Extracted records

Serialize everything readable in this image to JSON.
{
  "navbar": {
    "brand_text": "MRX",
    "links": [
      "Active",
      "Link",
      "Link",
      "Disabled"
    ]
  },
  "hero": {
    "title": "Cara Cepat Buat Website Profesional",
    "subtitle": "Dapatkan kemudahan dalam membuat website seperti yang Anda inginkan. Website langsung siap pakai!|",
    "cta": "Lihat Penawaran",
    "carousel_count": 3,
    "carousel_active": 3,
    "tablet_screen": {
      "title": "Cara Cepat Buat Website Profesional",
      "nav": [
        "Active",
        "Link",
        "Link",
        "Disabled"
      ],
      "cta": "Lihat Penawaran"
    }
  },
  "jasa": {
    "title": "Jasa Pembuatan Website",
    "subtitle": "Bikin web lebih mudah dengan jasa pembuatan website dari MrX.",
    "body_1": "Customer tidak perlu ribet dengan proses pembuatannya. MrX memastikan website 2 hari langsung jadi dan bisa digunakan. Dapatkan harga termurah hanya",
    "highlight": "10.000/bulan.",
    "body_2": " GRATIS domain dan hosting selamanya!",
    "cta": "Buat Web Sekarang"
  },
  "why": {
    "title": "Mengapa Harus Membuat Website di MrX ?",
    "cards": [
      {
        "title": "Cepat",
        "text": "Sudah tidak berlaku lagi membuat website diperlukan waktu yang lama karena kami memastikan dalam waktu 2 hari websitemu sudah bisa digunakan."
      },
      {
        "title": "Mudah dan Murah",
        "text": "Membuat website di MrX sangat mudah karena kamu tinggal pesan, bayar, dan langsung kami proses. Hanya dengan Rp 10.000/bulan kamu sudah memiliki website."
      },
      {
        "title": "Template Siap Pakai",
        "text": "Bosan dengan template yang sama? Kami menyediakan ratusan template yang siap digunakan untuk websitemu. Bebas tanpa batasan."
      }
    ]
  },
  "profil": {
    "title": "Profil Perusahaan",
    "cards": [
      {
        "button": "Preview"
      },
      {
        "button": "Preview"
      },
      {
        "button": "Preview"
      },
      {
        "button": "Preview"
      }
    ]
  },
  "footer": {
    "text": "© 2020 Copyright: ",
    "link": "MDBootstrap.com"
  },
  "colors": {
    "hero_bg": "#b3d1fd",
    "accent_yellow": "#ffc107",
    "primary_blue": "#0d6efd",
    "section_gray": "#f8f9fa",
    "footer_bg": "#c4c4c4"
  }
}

> **Problem description**
State how many lines above contain the string "bulan", with no other words.

> **Task answer**
2